→ **What to produce**
Each record must be retyped in full. No character may differ.

[Figure contents as structured data]
....................

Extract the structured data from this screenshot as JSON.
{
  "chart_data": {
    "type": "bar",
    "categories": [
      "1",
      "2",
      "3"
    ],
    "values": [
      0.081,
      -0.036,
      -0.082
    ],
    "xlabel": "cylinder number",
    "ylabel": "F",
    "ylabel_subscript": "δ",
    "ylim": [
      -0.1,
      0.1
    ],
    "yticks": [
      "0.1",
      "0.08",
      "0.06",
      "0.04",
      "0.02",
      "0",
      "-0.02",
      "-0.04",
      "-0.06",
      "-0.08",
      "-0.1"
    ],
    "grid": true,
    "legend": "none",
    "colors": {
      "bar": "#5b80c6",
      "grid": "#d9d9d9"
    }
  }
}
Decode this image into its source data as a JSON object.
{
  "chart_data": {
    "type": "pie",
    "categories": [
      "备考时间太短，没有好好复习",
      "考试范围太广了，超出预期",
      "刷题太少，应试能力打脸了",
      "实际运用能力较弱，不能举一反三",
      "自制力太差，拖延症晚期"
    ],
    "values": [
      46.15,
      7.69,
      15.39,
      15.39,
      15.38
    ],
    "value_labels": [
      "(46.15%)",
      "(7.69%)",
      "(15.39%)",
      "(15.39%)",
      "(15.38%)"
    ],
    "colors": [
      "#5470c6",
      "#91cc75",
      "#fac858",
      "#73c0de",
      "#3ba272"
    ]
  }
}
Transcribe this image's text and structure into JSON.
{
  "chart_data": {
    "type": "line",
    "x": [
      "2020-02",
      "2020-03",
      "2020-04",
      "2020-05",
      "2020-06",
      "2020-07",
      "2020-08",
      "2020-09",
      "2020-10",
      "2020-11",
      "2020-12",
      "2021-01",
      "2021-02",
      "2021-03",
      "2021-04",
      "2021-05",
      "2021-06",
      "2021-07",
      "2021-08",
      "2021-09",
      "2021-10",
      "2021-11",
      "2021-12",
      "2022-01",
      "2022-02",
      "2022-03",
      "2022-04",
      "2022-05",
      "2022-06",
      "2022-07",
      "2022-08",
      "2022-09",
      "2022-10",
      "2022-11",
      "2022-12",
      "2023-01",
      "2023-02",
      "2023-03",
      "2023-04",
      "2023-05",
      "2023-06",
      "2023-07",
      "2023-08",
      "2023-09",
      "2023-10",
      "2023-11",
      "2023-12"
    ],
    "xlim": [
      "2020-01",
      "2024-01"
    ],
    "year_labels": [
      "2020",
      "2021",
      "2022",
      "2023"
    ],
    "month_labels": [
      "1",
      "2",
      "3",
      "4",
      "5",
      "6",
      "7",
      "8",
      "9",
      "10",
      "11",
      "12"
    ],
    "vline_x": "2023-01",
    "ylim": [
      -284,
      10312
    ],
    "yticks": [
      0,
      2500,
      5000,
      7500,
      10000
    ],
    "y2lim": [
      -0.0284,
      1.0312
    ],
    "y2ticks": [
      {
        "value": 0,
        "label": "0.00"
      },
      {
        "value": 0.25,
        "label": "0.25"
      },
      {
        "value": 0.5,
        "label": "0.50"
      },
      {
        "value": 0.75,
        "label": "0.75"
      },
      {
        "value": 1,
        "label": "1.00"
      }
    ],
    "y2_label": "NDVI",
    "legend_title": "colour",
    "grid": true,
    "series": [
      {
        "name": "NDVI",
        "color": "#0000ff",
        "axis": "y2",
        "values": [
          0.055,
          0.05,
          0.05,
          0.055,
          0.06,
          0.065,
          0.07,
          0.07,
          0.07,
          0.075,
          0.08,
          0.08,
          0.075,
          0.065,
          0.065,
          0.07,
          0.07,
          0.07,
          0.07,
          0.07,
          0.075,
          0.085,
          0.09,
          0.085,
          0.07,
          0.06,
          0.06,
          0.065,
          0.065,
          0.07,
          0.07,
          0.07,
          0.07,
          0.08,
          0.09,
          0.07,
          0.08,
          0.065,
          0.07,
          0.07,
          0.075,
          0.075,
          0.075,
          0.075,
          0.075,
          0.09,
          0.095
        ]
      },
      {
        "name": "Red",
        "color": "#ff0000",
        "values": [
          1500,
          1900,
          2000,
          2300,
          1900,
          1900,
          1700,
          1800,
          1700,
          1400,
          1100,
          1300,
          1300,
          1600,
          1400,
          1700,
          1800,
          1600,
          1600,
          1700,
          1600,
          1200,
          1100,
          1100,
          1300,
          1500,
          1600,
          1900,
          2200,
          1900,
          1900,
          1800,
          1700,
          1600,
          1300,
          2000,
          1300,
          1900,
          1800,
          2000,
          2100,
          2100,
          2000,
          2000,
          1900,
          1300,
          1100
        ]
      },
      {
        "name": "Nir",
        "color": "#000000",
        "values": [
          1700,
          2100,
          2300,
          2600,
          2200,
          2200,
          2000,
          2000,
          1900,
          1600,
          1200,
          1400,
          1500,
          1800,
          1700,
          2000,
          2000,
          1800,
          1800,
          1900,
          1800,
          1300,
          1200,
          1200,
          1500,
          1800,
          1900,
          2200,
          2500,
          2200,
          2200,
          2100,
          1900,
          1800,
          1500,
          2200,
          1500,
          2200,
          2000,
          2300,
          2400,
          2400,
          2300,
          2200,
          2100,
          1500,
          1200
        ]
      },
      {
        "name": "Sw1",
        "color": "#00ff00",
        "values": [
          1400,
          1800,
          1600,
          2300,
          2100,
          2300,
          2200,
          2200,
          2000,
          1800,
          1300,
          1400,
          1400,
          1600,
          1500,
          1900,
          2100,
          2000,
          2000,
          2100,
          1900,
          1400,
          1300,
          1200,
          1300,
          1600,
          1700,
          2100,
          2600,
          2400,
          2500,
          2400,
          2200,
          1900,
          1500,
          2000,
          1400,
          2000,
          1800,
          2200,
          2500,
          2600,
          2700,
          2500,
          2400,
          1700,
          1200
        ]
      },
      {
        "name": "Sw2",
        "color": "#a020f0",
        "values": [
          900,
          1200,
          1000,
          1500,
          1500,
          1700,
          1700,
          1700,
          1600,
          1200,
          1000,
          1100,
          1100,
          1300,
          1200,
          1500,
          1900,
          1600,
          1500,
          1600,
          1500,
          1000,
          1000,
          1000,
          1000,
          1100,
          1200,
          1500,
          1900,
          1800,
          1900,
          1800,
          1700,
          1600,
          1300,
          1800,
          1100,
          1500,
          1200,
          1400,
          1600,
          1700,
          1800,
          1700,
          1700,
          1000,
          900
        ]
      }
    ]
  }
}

....................

→ **Correct answer**
Extract the structured data from this screenshot as JSON.
{
  "chart_data": {
    "type": "bar",
    "categories": [
      "1",
      "2",
      "3"
    ],
    "values": [
      0.081,
      -0.036,
      -0.082
    ],
    "xlabel": "cylinder number",
    "ylabel": "F",
    "ylabel_subscript": "δ",
    "ylim": [
      -0.1,
      0.1
    ],
    "yticks": [
      "0.1",
      "0.08",
      "0.06",
      "0.04",
      "0.02",
      "0",
      "-0.02",
      "-0.04",
      "-0.06",
      "-0.08",
      "-0.1"
    ],
    "grid": true,
    "legend": "none",
    "colors": {
      "bar": "#5b80c6",
      "grid": "#d9d9d9"
    }
  }
}
Decode this image into its source data as a JSON object.
{
  "chart_data": {
    "type": "pie",
    "categories": [
      "备考时间太短，没有好好复习",
      "考试范围太广了，超出预期",
      "刷题太少，应试能力打脸了",
      "实际运用能力较弱，不能举一反三",
      "自制力太差，拖延症晚期"
    ],
    "values": [
      46.15,
      7.69,
      15.39,
      15.39,
      15.38
    ],
    "value_labels": [
      "(46.15%)",
      "(7.69%)",
      "(15.39%)",
      "(15.39%)",
      "(15.38%)"
    ],
    "colors": [
      "#5470c6",
      "#91cc75",
      "#fac858",
      "#73c0de",
      "#3ba272"
    ]
  }
}
Transcribe this image's text and structure into JSON.
{
  "chart_data": {
    "type": "line",
    "x": [
      "2020-02",
      "2020-03",
      "2020-04",
      "2020-05",
      "2020-06",
      "2020-07",
      "2020-08",
      "2020-09",
      "2020-10",
      "2020-11",
      "2020-12",
      "2021-01",
      "2021-02",
      "2021-03",
      "2021-04",
      "2021-05",
      "2021-06",
      "2021-07",
      "2021-08",
      "2021-09",
      "2021-10",
      "2021-11",
      "2021-12",
      "2022-01",
      "2022-02",
      "2022-03",
      "2022-04",
      "2022-05",
      "2022-06",
      "2022-07",
      "2022-08",
      "2022-09",
      "2022-10",
      "2022-11",
      "2022-12",
      "2023-01",
      "2023-02",
      "2023-03",
      "2023-04",
      "2023-05",
      "2023-06",
      "2023-07",
      "2023-08",
      "2023-09",
      "2023-10",
      "2023-11",
      "2023-12"
    ],
    "xlim": [
      "2020-01",
      "2024-01"
    ],
    "year_labels": [
      "2020",
      "2021",
      "2022",
      "2023"
    ],
    "month_labels": [
      "1",
      "2",
      "3",
      "4",
      "5",
      "6",
      "7",
      "8",
      "9",
      "10",
      "11",
      "12"
    ],
    "vline_x": "2023-01",
    "ylim": [
      -284,
      10312
    ],
    "yticks": [
      0,
      2500,
      5000,
      7500,
      10000
    ],
    "y2lim": [
      -0.0284,
      1.0312
    ],
    "y2ticks": [
      {
        "value": 0,
        "label": "0.00"
      },
      {
        "value": 0.25,
        "label": "0.25"
      },
      {
        "value": 0.5,
        "label": "0.50"
      },
      {
        "value": 0.75,
        "label": "0.75"
      },
      {
        "value": 1,
        "label": "1.00"
      }
    ],
    "y2_label": "NDVI",
    "legend_title": "colour",
    "grid": true,
    "series": [
      {
        "name": "NDVI",
        "color": "#0000ff",
        "axis": "y2",
        "values": [
          0.055,
          0.05,
          0.05,
          0.055,
          0.06,
          0.065,
          0.07,
          0.07,
          0.07,
          0.075,
          0.08,
          0.08,
          0.075,
          0.065,
          0.065,
          0.07,
          0.07,
          0.07,
          0.07,
          0.07,
          0.075,
          0.085,
          0.09,
          0.085,
          0.07,
          0.06,
          0.06,
          0.065,
          0.065,
          0.07,
          0.07,
          0.07,
          0.07,
          0.08,
          0.09,
          0.07,
          0.08,
          0.065,
          0.07,
          0.07,
          0.075,
          0.075,
          0.075,
          0.075,
          0.075,
          0.09,
          0.095
        ]
      },
      {
        "name": "Red",
        "color": "#ff0000",
        "values": [
          1500,
          1900,
          2000,
          2300,
          1900,
          1900,
          1700,
          1800,
          1700,
          1400,
          1100,
          1300,
          1300,
          1600,
          1400,
          1700,
          1800,
          1600,
          1600,
          1700,
          1600,
          1200,
          1100,
          1100,
          1300,
          1500,
          1600,
          1900,
          2200,
          1900,
          1900,
          1800,
          1700,
          1600,
          1300,
          2000,
          1300,
          1900,
          1800,
          2000,
          2100,
          2100,
          2000,
          2000,
          1900,
          1300,
          1100
        ]
      },
      {
        "name": "Nir",
        "color": "#000000",
        "values": [
          1700,
          2100,
          2300,
          2600,
          2200,
          2200,
          2000,
          2000,
          1900,
          1600,
          1200,
          1400,
          1500,
          1800,
          1700,
          2000,
          2000,
          1800,
          1800,
          1900,
          1800,
          1300,
          1200,
          1200,
          1500,
          1800,
          1900,
          2200,
          2500,
          2200,
          2200,
          2100,
          1900,
          1800,
          1500,
          2200,
          1500,
          2200,
          2000,
          2300,
          2400,
          2400,
          2300,
          2200,
          2100,
          1500,
          1200
        ]
      },
      {
        "name": "Sw1",
        "color": "#00ff00",
        "values": [
          1400,
          1800,
          1600,
          2300,
          2100,
          2300,
          2200,
          2200,
          2000,
          1800,
          1300,
          1400,
          1400,
          1600,
          1500,
          1900,
          2100,
          2000,
          2000,
          2100,
          1900,
          1400,
          1300,
          1200,
          1300,
          1600,
          1700,
          2100,
          2600,
          2400,
          2500,
          2400,
          2200,
          1900,
          1500,
          2000,
          1400,
          2000,
          1800,
          2200,
          2500,
          2600,
          2700,
          2500,
          2400,
          1700,
          1200
        ]
      },
      {
        "name": "Sw2",
        "color": "#a020f0",
        "values": [
          900,
          1200,
          1000,
          1500,
          1500,
          1700,
          1700,
          1700,
          1600,
          1200,
          1000,
          1100,
          1100,
          1300,
          1200,
          1500,
          1900,
          1600,
          1500,
          1600,
          1500,
          1000,
          1000,
          1000,
          1000,
          1100,
          1200,
          1500,
          1900,
          1800,
          1900,
          1800,
          1700,
          1600,
          1300,
          1800,
          1100,
          1500,
          1200,
          1400,
          1600,
          1700,
          1800,
          1700,
          1700,
          1000,
          900
        ]
      }
    ]
  }
}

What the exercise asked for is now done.